DATA FOR THE TASK:
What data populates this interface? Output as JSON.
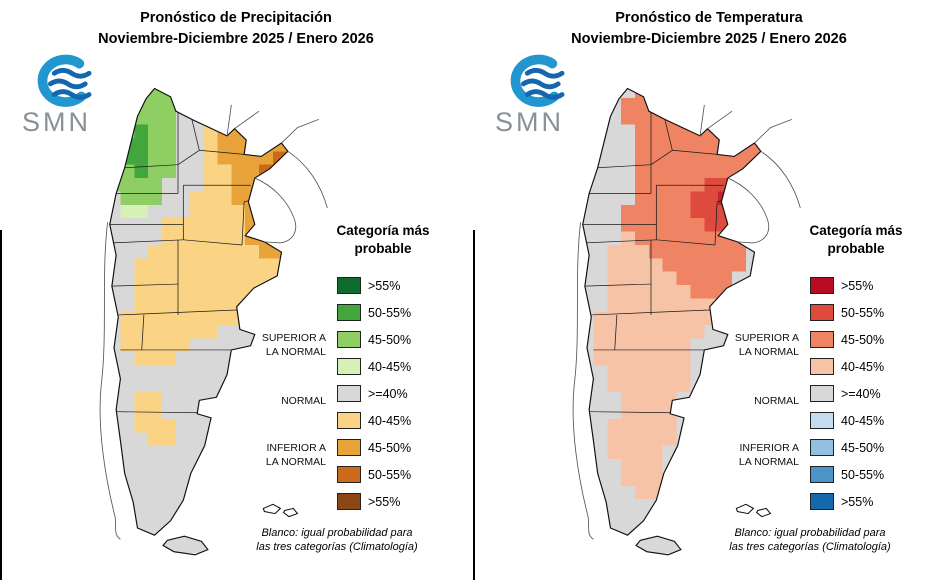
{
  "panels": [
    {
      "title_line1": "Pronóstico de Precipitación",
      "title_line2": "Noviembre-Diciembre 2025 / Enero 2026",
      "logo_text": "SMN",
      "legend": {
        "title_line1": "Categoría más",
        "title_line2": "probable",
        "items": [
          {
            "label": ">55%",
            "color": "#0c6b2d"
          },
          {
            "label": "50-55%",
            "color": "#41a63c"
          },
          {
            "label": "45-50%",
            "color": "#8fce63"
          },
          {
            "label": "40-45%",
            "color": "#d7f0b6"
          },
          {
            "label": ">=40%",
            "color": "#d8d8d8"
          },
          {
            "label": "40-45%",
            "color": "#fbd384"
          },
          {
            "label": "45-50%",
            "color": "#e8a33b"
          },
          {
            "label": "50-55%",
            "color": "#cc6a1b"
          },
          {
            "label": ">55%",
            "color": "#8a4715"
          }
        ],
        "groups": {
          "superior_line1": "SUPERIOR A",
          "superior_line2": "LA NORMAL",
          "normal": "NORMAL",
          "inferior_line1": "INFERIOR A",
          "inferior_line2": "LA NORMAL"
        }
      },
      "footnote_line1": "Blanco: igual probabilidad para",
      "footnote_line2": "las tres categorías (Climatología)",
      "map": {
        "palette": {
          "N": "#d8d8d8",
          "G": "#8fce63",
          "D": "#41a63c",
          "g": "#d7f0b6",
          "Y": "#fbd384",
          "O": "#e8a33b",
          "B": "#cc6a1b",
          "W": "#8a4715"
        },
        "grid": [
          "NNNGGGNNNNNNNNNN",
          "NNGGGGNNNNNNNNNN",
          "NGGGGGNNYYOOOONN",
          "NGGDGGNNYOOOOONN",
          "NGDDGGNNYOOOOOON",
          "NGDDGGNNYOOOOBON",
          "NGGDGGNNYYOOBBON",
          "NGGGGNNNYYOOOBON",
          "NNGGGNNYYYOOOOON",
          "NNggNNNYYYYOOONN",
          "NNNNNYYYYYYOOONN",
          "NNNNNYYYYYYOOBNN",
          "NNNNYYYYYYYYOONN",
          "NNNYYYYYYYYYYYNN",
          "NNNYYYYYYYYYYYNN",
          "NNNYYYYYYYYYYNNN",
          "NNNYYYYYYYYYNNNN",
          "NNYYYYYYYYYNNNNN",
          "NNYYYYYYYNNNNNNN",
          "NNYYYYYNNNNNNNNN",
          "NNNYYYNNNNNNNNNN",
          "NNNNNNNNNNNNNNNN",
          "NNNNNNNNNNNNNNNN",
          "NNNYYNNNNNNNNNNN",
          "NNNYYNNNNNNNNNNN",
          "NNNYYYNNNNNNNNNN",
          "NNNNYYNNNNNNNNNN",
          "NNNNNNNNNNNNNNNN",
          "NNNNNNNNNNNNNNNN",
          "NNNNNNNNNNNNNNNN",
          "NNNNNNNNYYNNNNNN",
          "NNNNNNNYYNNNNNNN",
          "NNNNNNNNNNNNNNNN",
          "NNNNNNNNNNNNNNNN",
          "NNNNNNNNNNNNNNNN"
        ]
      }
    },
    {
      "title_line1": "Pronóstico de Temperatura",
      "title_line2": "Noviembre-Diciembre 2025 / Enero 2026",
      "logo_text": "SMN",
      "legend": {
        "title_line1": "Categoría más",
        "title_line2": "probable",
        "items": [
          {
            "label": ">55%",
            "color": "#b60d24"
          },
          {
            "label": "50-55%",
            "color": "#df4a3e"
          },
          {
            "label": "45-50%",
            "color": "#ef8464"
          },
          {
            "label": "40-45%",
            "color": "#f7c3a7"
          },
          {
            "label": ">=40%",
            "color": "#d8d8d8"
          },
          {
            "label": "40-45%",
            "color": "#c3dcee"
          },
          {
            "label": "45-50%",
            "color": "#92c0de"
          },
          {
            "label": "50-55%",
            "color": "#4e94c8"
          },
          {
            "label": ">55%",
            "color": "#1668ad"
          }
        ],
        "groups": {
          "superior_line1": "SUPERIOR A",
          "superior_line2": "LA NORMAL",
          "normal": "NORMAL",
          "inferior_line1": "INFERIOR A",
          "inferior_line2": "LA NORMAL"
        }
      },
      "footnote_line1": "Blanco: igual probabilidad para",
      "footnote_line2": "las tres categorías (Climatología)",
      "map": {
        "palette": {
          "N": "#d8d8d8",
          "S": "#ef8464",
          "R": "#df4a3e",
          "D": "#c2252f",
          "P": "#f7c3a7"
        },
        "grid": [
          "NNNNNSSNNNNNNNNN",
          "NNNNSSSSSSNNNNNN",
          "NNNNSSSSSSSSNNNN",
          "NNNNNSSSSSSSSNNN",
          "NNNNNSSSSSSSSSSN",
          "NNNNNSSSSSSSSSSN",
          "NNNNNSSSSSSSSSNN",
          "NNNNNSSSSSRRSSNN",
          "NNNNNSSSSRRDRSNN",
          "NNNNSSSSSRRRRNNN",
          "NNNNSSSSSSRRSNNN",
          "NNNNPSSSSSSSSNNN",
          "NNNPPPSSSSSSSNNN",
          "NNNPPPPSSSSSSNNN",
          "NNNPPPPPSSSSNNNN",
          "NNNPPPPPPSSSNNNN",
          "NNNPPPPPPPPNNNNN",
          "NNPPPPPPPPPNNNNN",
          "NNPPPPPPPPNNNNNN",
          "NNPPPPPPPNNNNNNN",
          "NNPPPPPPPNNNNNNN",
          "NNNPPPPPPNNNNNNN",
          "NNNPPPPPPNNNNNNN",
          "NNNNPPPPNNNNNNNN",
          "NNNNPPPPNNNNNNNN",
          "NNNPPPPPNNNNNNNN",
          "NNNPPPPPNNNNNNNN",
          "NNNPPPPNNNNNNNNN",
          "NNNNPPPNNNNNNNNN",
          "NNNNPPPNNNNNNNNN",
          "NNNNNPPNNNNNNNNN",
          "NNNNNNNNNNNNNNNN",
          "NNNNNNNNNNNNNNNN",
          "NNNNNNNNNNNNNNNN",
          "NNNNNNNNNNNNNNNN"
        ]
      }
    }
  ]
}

TASK PROMPT:
The data above should be repeated exactly, minus any pictures.

REPLY TO THE EXERCISE:
What data populates this interface? Output as JSON.
{
  "panels": [
    {
      "title_line1": "Pronóstico de Precipitación",
      "title_line2": "Noviembre-Diciembre 2025 / Enero 2026",
      "logo_text": "SMN",
      "legend": {
        "title_line1": "Categoría más",
        "title_line2": "probable",
        "items": [
          {
            "label": ">55%",
            "color": "#0c6b2d"
          },
          {
            "label": "50-55%",
            "color": "#41a63c"
          },
          {
            "label": "45-50%",
            "color": "#8fce63"
          },
          {
            "label": "40-45%",
            "color": "#d7f0b6"
          },
          {
            "label": ">=40%",
            "color": "#d8d8d8"
          },
          {
            "label": "40-45%",
            "color": "#fbd384"
          },
          {
            "label": "45-50%",
            "color": "#e8a33b"
          },
          {
            "label": "50-55%",
            "color": "#cc6a1b"
          },
          {
            "label": ">55%",
            "color": "#8a4715"
          }
        ],
        "groups": {
          "superior_line1": "SUPERIOR A",
          "superior_line2": "LA NORMAL",
          "normal": "NORMAL",
          "inferior_line1": "INFERIOR A",
          "inferior_line2": "LA NORMAL"
        }
      },
      "footnote_line1": "Blanco: igual probabilidad para",
      "footnote_line2": "las tres categorías (Climatología)",
      "map": {
        "palette": {
          "N": "#d8d8d8",
          "G": "#8fce63",
          "D": "#41a63c",
          "g": "#d7f0b6",
          "Y": "#fbd384",
          "O": "#e8a33b",
          "B": "#cc6a1b",
          "W": "#8a4715"
        },
        "grid": [
          "NNNGGGNNNNNNNNNN",
          "NNGGGGNNNNNNNNNN",
          "NGGGGGNNYYOOOONN",
          "NGGDGGNNYOOOOONN",
          "NGDDGGNNYOOOOOON",
          "NGDDGGNNYOOOOBON",
          "NGGDGGNNYYOOBBON",
          "NGGGGNNNYYOOOBON",
          "NNGGGNNYYYOOOOON",
          "NNggNNNYYYYOOONN",
          "NNNNNYYYYYYOOONN",
          "NNNNNYYYYYYOOBNN",
          "NNNNYYYYYYYYOONN",
          "NNNYYYYYYYYYYYNN",
          "NNNYYYYYYYYYYYNN",
          "NNNYYYYYYYYYYNNN",
          "NNNYYYYYYYYYNNNN",
          "NNYYYYYYYYYNNNNN",
          "NNYYYYYYYNNNNNNN",
          "NNYYYYYNNNNNNNNN",
          "NNNYYYNNNNNNNNNN",
          "NNNNNNNNNNNNNNNN",
          "NNNNNNNNNNNNNNNN",
          "NNNYYNNNNNNNNNNN",
          "NNNYYNNNNNNNNNNN",
          "NNNYYYNNNNNNNNNN",
          "NNNNYYNNNNNNNNNN",
          "NNNNNNNNNNNNNNNN",
          "NNNNNNNNNNNNNNNN",
          "NNNNNNNNNNNNNNNN",
          "NNNNNNNNYYNNNNNN",
          "NNNNNNNYYNNNNNNN",
          "NNNNNNNNNNNNNNNN",
          "NNNNNNNNNNNNNNNN",
          "NNNNNNNNNNNNNNNN"
        ]
      }
    },
    {
      "title_line1": "Pronóstico de Temperatura",
      "title_line2": "Noviembre-Diciembre 2025 / Enero 2026",
      "logo_text": "SMN",
      "legend": {
        "title_line1": "Categoría más",
        "title_line2": "probable",
        "items": [
          {
            "label": ">55%",
            "color": "#b60d24"
          },
          {
            "label": "50-55%",
            "color": "#df4a3e"
          },
          {
            "label": "45-50%",
            "color": "#ef8464"
          },
          {
            "label": "40-45%",
            "color": "#f7c3a7"
          },
          {
            "label": ">=40%",
            "color": "#d8d8d8"
          },
          {
            "label": "40-45%",
            "color": "#c3dcee"
          },
          {
            "label": "45-50%",
            "color": "#92c0de"
          },
          {
            "label": "50-55%",
            "color": "#4e94c8"
          },
          {
            "label": ">55%",
            "color": "#1668ad"
          }
        ],
        "groups": {
          "superior_line1": "SUPERIOR A",
          "superior_line2": "LA NORMAL",
          "normal": "NORMAL",
          "inferior_line1": "INFERIOR A",
          "inferior_line2": "LA NORMAL"
        }
      },
      "footnote_line1": "Blanco: igual probabilidad para",
      "footnote_line2": "las tres categorías (Climatología)",
      "map": {
        "palette": {
          "N": "#d8d8d8",
          "S": "#ef8464",
          "R": "#df4a3e",
          "D": "#c2252f",
          "P": "#f7c3a7"
        },
        "grid": [
          "NNNNNSSNNNNNNNNN",
          "NNNNSSSSSSNNNNNN",
          "NNNNSSSSSSSSNNNN",
          "NNNNNSSSSSSSSNNN",
          "NNNNNSSSSSSSSSSN",
          "NNNNNSSSSSSSSSSN",
          "NNNNNSSSSSSSSSNN",
          "NNNNNSSSSSRRSSNN",
          "NNNNNSSSSRRDRSNN",
          "NNNNSSSSSRRRRNNN",
          "NNNNSSSSSSRRSNNN",
          "NNNNPSSSSSSSSNNN",
          "NNNPPPSSSSSSSNNN",
          "NNNPPPPSSSSSSNNN",
          "NNNPPPPPSSSSNNNN",
          "NNNPPPPPPSSSNNNN",
          "NNNPPPPPPPPNNNNN",
          "NNPPPPPPPPPNNNNN",
          "NNPPPPPPPPNNNNNN",
          "NNPPPPPPPNNNNNNN",
          "NNPPPPPPPNNNNNNN",
          "NNNPPPPPPNNNNNNN",
          "NNNPPPPPPNNNNNNN",
          "NNNNPPPPNNNNNNNN",
          "NNNNPPPPNNNNNNNN",
          "NNNPPPPPNNNNNNNN",
          "NNNPPPPPNNNNNNNN",
          "NNNPPPPNNNNNNNNN",
          "NNNNPPPNNNNNNNNN",
          "NNNNPPPNNNNNNNNN",
          "NNNNNPPNNNNNNNNN",
          "NNNNNNNNNNNNNNNN",
          "NNNNNNNNNNNNNNNN",
          "NNNNNNNNNNNNNNNN",
          "NNNNNNNNNNNNNNNN"
        ]
      }
    }
  ]
}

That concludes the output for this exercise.